# [OBJECTIVE]
Determine how many lines in these records hold "with". Only the number is wanted.

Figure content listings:
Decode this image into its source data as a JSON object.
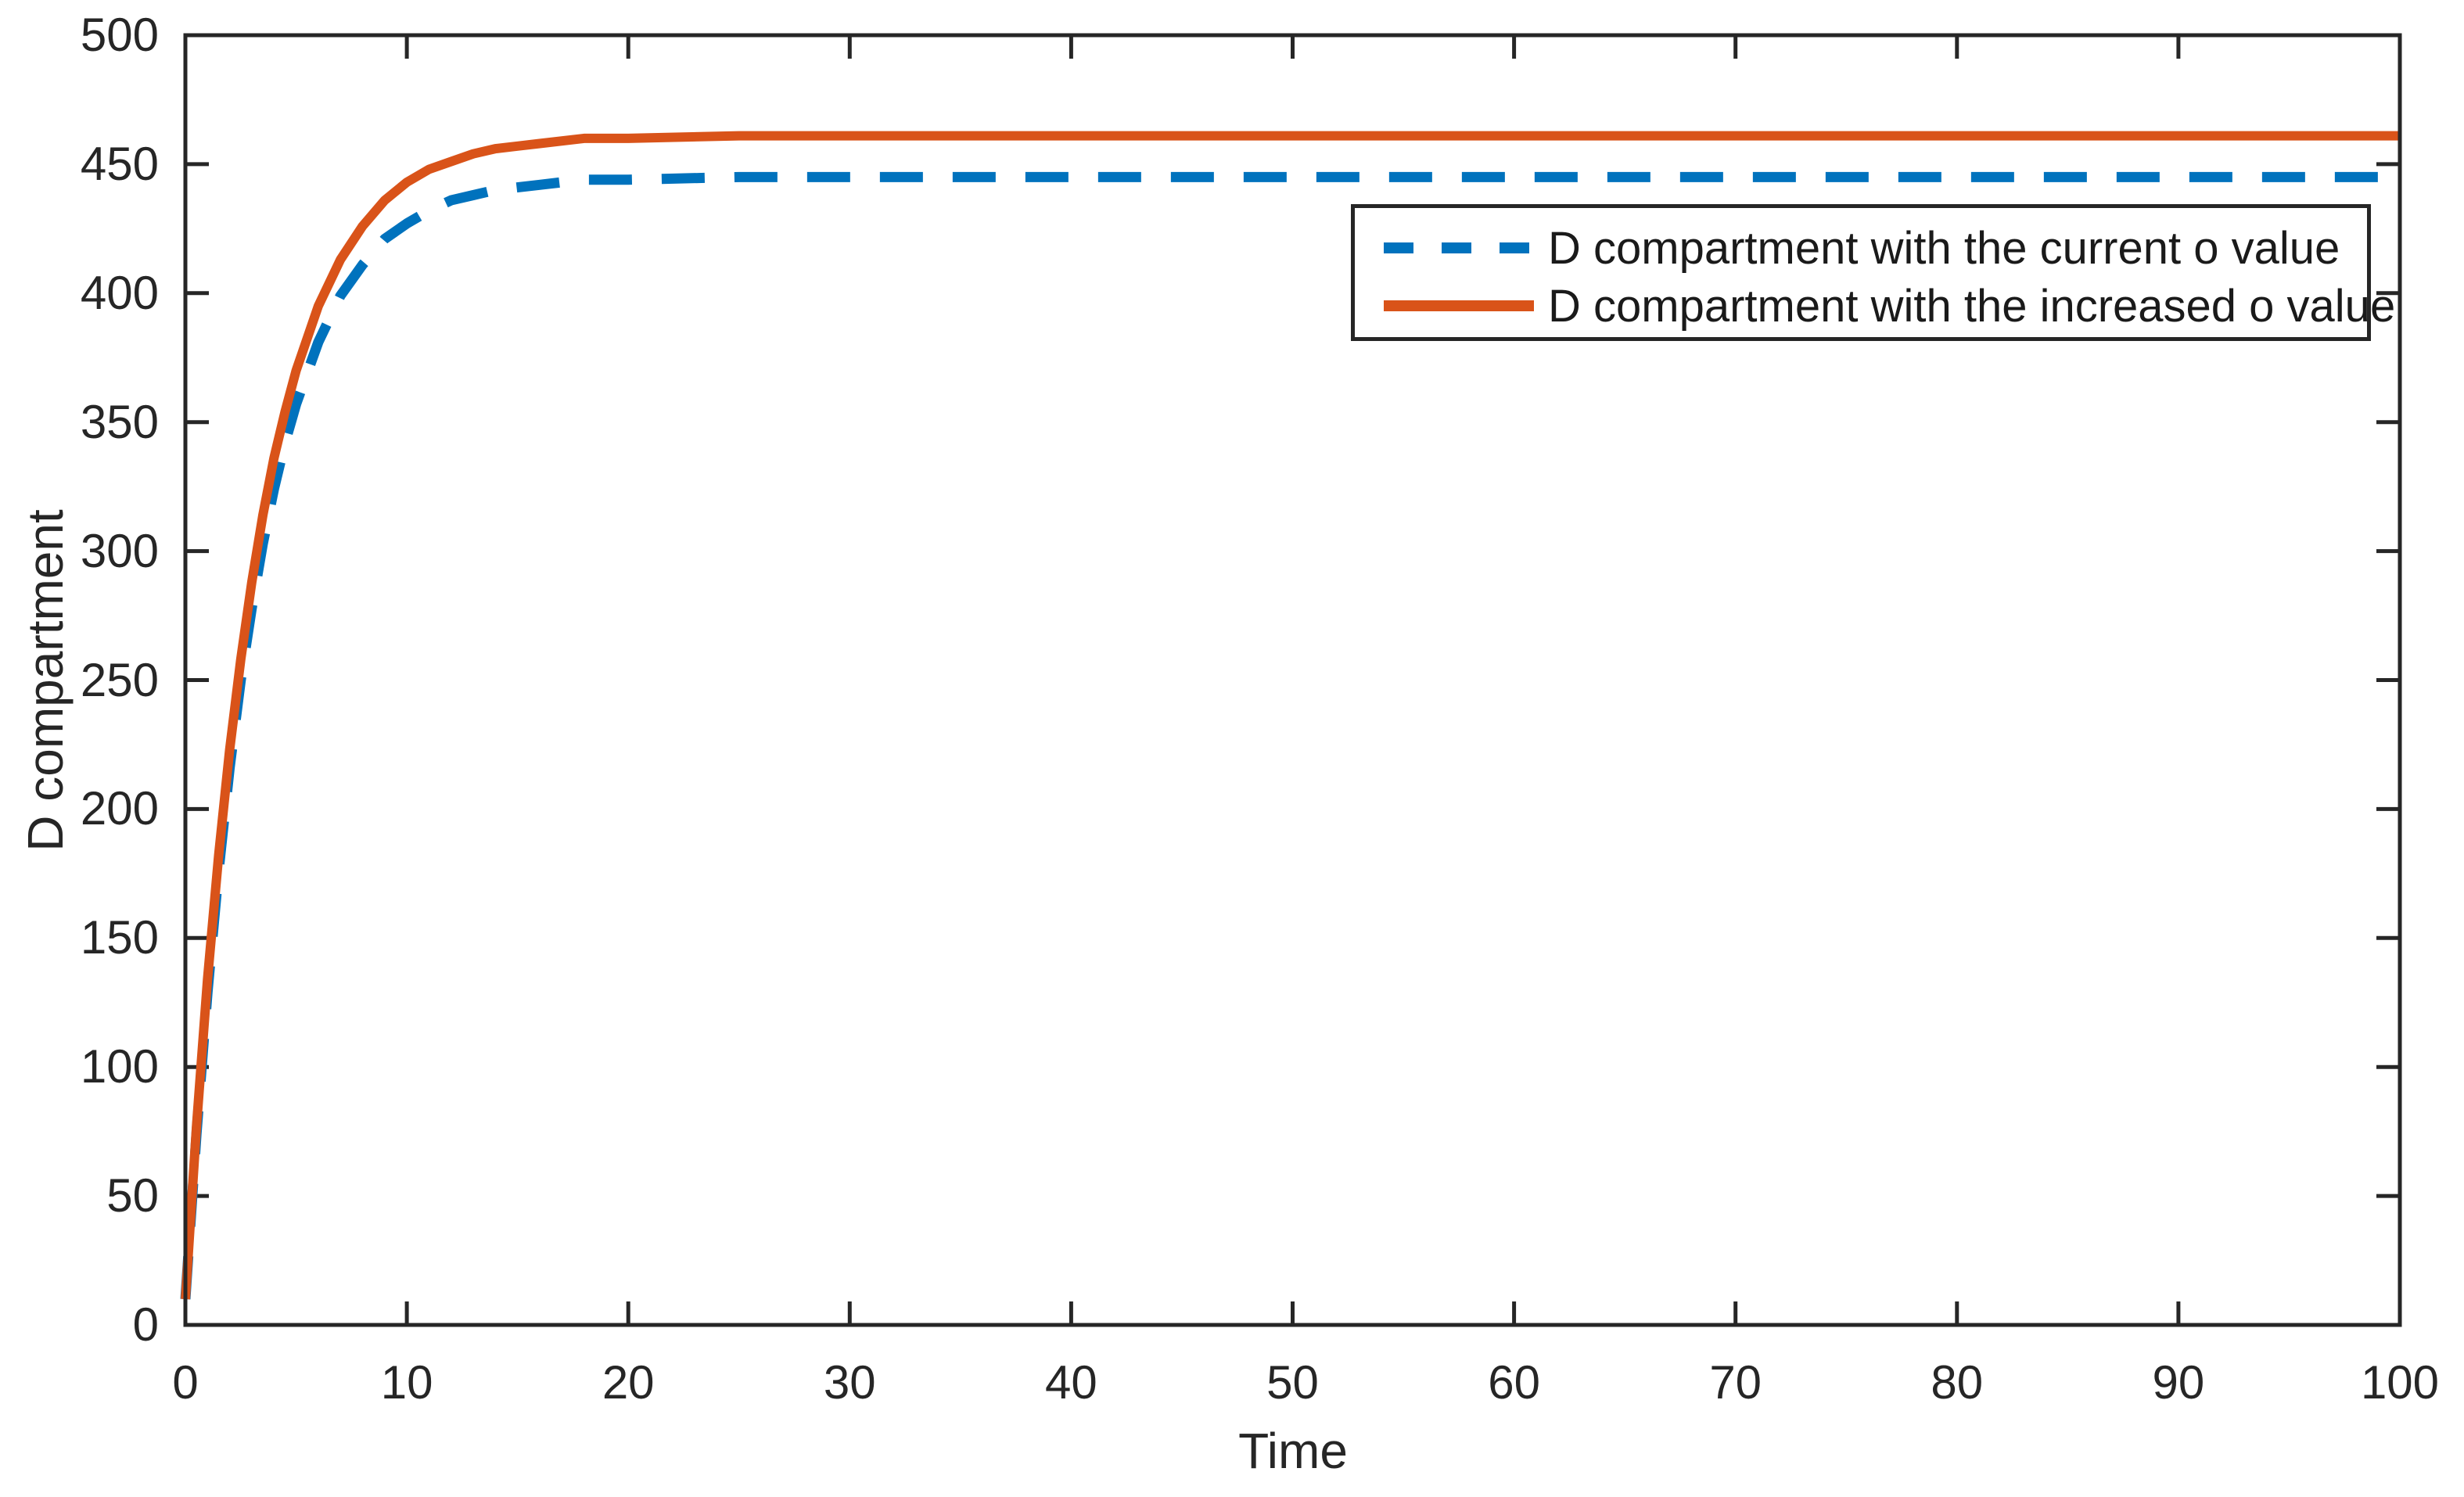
{
  "chart_data": {
    "type": "line",
    "title": "",
    "xlabel": "Time",
    "ylabel": "D compartment",
    "xlim": [
      0,
      100
    ],
    "ylim": [
      0,
      500
    ],
    "x_ticks": [
      0,
      10,
      20,
      30,
      40,
      50,
      60,
      70,
      80,
      90,
      100
    ],
    "y_ticks": [
      0,
      50,
      100,
      150,
      200,
      250,
      300,
      350,
      400,
      450,
      500
    ],
    "grid": false,
    "legend_position": "upper-right-inside",
    "axis_color": "#262626",
    "background_color": "#ffffff",
    "series": [
      {
        "label": "D compartment with the current o value",
        "color": "#0072BD",
        "style": "dashed",
        "steady_state": 445,
        "points": [
          [
            0,
            10
          ],
          [
            0.5,
            74
          ],
          [
            1,
            129
          ],
          [
            1.5,
            176
          ],
          [
            2,
            216
          ],
          [
            2.5,
            250
          ],
          [
            3,
            278
          ],
          [
            3.5,
            303
          ],
          [
            4,
            324
          ],
          [
            4.5,
            342
          ],
          [
            5,
            357
          ],
          [
            6,
            381
          ],
          [
            7,
            399
          ],
          [
            8,
            411
          ],
          [
            9,
            421
          ],
          [
            10,
            427
          ],
          [
            11,
            432
          ],
          [
            12,
            436
          ],
          [
            13,
            438
          ],
          [
            14,
            440
          ],
          [
            15,
            441
          ],
          [
            16,
            442
          ],
          [
            18,
            444
          ],
          [
            20,
            444
          ],
          [
            25,
            445
          ],
          [
            30,
            445
          ],
          [
            40,
            445
          ],
          [
            50,
            445
          ],
          [
            60,
            445
          ],
          [
            70,
            445
          ],
          [
            80,
            445
          ],
          [
            90,
            445
          ],
          [
            100,
            445
          ]
        ]
      },
      {
        "label": "D compartment with the increased o value",
        "color": "#D95319",
        "style": "solid",
        "steady_state": 461,
        "points": [
          [
            0,
            10
          ],
          [
            0.5,
            77
          ],
          [
            1,
            134
          ],
          [
            1.5,
            182
          ],
          [
            2,
            223
          ],
          [
            2.5,
            258
          ],
          [
            3,
            288
          ],
          [
            3.5,
            314
          ],
          [
            4,
            336
          ],
          [
            4.5,
            354
          ],
          [
            5,
            370
          ],
          [
            6,
            395
          ],
          [
            7,
            413
          ],
          [
            8,
            426
          ],
          [
            9,
            436
          ],
          [
            10,
            443
          ],
          [
            11,
            448
          ],
          [
            12,
            451
          ],
          [
            13,
            454
          ],
          [
            14,
            456
          ],
          [
            15,
            457
          ],
          [
            16,
            458
          ],
          [
            18,
            460
          ],
          [
            20,
            460
          ],
          [
            25,
            461
          ],
          [
            30,
            461
          ],
          [
            40,
            461
          ],
          [
            50,
            461
          ],
          [
            60,
            461
          ],
          [
            70,
            461
          ],
          [
            80,
            461
          ],
          [
            90,
            461
          ],
          [
            100,
            461
          ]
        ]
      }
    ]
  }
}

# [EXERCISE SOLUTION]
2